■ **EXERCISE INSTRUCTIONS**:
Output all the entries word for word. Omit the pictures.

#### INPUT ####

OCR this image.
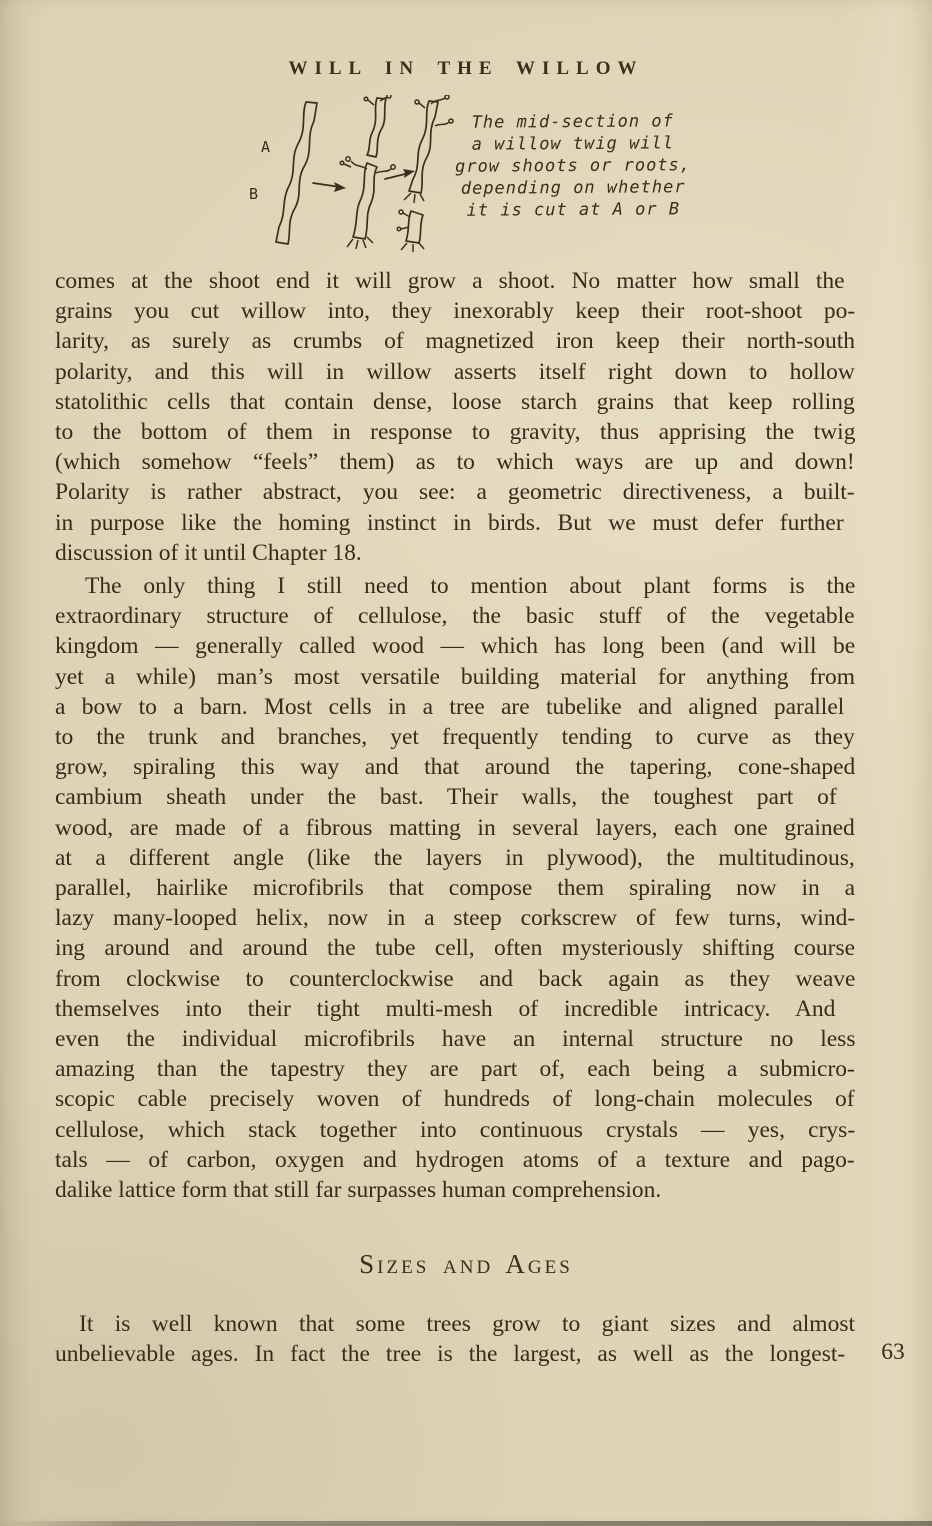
WILL IN THE WILLOW
A
B
The mid-section of
a willow twig will
grow shoots or roots,
depending on whether
it is cut at A or B
comes at the shoot end it will grow a shoot. No matter how small the
grains you cut willow into, they inexorably keep their root-shoot po-
larity, as surely as crumbs of magnetized iron keep their north-south
polarity, and this will in willow asserts itself right down to hollow
statolithic cells that contain dense, loose starch grains that keep rolling
to the bottom of them in response to gravity, thus apprising the twig
(which somehow “feels” them) as to which ways are up and down!
Polarity is rather abstract, you see: a geometric directiveness, a built-
in purpose like the homing instinct in birds. But we must defer further
discussion of it until Chapter 18.
The only thing I still need to mention about plant forms is the
extraordinary structure of cellulose, the basic stuff of the vegetable
kingdom — generally called wood — which has long been (and will be
yet a while) man’s most versatile building material for anything from
a bow to a barn. Most cells in a tree are tubelike and aligned parallel
to the trunk and branches, yet frequently tending to curve as they
grow, spiraling this way and that around the tapering, cone-shaped
cambium sheath under the bast. Their walls, the toughest part of
wood, are made of a fibrous matting in several layers, each one grained
at a different angle (like the layers in plywood), the multitudinous,
parallel, hairlike microfibrils that compose them spiraling now in a
lazy many-looped helix, now in a steep corkscrew of few turns, wind-
ing around and around the tube cell, often mysteriously shifting course
from clockwise to counterclockwise and back again as they weave
themselves into their tight multi-mesh of incredible intricacy. And
even the individual microfibrils have an internal structure no less
amazing than the tapestry they are part of, each being a submicro-
scopic cable precisely woven of hundreds of long-chain molecules of
cellulose, which stack together into continuous crystals — yes, crys-
tals — of carbon, oxygen and hydrogen atoms of a texture and pago-
dalike lattice form that still far surpasses human comprehension.
Sizes and Ages
It is well known that some trees grow to giant sizes and almost
unbelievable ages. In fact the tree is the largest, as well as the longest-	63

####

■ **RESULT OF THE TASK**:
OCR this image.
WILL IN THE WILLOW
A
B
The mid-section of
a willow twig will
grow shoots or roots,
depending on whether
it is cut at A or B
comes at the shoot end it will grow a shoot. No matter how small the
grains you cut willow into, they inexorably keep their root-shoot po-
larity, as surely as crumbs of magnetized iron keep their north-south
polarity, and this will in willow asserts itself right down to hollow
statolithic cells that contain dense, loose starch grains that keep rolling
to the bottom of them in response to gravity, thus apprising the twig
(which somehow “feels” them) as to which ways are up and down!
Polarity is rather abstract, you see: a geometric directiveness, a built-
in purpose like the homing instinct in birds. But we must defer further
discussion of it until Chapter 18.
The only thing I still need to mention about plant forms is the
extraordinary structure of cellulose, the basic stuff of the vegetable
kingdom — generally called wood — which has long been (and will be
yet a while) man’s most versatile building material for anything from
a bow to a barn. Most cells in a tree are tubelike and aligned parallel
to the trunk and branches, yet frequently tending to curve as they
grow, spiraling this way and that around the tapering, cone-shaped
cambium sheath under the bast. Their walls, the toughest part of
wood, are made of a fibrous matting in several layers, each one grained
at a different angle (like the layers in plywood), the multitudinous,
parallel, hairlike microfibrils that compose them spiraling now in a
lazy many-looped helix, now in a steep corkscrew of few turns, wind-
ing around and around the tube cell, often mysteriously shifting course
from clockwise to counterclockwise and back again as they weave
themselves into their tight multi-mesh of incredible intricacy. And
even the individual microfibrils have an internal structure no less
amazing than the tapestry they are part of, each being a submicro-
scopic cable precisely woven of hundreds of long-chain molecules of
cellulose, which stack together into continuous crystals — yes, crys-
tals — of carbon, oxygen and hydrogen atoms of a texture and pago-
dalike lattice form that still far surpasses human comprehension.
Sizes and Ages
It is well known that some trees grow to giant sizes and almost
unbelievable ages. In fact the tree is the largest, as well as the longest-	63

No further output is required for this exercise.